* _OBJECTIVES_:
#1 Answer these questions from the HTCondor probe thread.
(a) Which flag makes the probe run once and print extra debug information without sending data to graphite?
(b) What port is set in the [graphite] section?
(c) What value is given for pool in the [condor] section?
#2 Retype a passage of the HTCondor probe thread exactly, beginning at the words "From: HTCondor-users <htcondor-users-bounces@xxxxxxxxxxx>" and stopping after the words "file the issue?".

* _SELECTED EXTRACT_:

[Date Prev][Date Next][Thread Prev][Thread Next][Date Index][Thread Index]

Re: [HTCondor-users] Grafana + HTCondor Job Metrics



The config file looks fine, you just need to specify it as an argument to the probe on the command line, e.g.

./condor_probe.py --test ../etc/condor-probe.cfg


(I included the --test flag, which will cause it to run once and output extra debug information, without sending the data to graphite)

Regards,
Kevin


From: HTCondor-users <htcondor-users-bounces@xxxxxxxxxxx> on behalf of Uchenna Ojiaku - NOAA Affiliate <uchenna.ojiaku@xxxxxxxx>
Sent: Monday, February 27, 2017 12:11 PM
To: HTCondor-Users Mail List
Subject: Re: [HTCondor-users] Grafana + HTCondor Job Metrics
 
Hi Kevin,

I modified the etc/condor-probe.cfg file and the error was the result I got. Is how I modified the file the issue?

[probe]
interval = 240
retries = 10
delay = 30
test = false
>
[graphite]
enable = true
host = xxxxxxxxxxxxxxx
port = 2004
namespace = clusters.mypool
meta_namespace = probes.condor-mypool

[influxdb]
enable = true
host = xxxxxxxxxxxxxxxxxxxxxxxx
port = 8086
username = xxxxxxxxxxxxxxxxx
password = xxxxxxxxxxxxxxxxxxx

[condor]
pool = localhost
post_pool_status = true
post_pool_slots = true
post_pool_glideins = false
post_pool_prio = false
post_pool_jobs = true
use_gsi_auth = false
X509_USER_CERT = ""

* _DATA SHOWN_:
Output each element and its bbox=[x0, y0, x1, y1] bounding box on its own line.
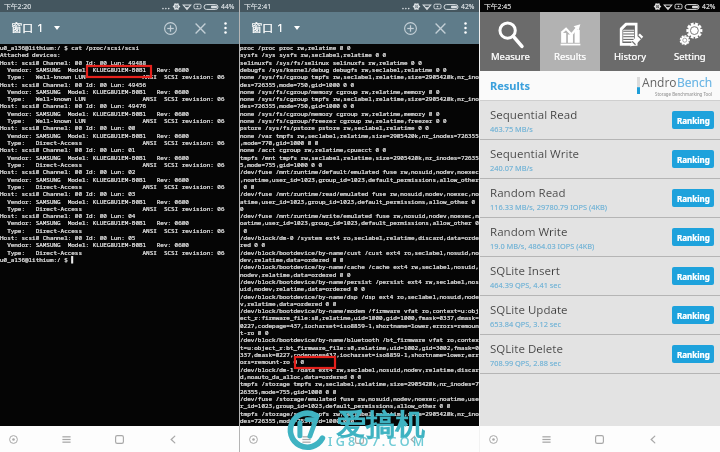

* _RESPONSES_:
#1
(a) --test
(b) 2004
(c) localhost

#2
From: HTCondor-users <htcondor-users-bounces@xxxxxxxxxxx> on behalf of Uchenna Ojiaku - NOAA Affiliate <uchenna.ojiaku@xxxxxxxx>
Sent: Monday, February 27, 2017 12:11 PM
To: HTCondor-Users Mail List
Subject: Re: [HTCondor-users] Grafana + HTCondor Job Metrics
 
Hi Kevin,

I modified the etc/condor-probe.cfg file and the error was the result I got. Is how I modified the file the issue?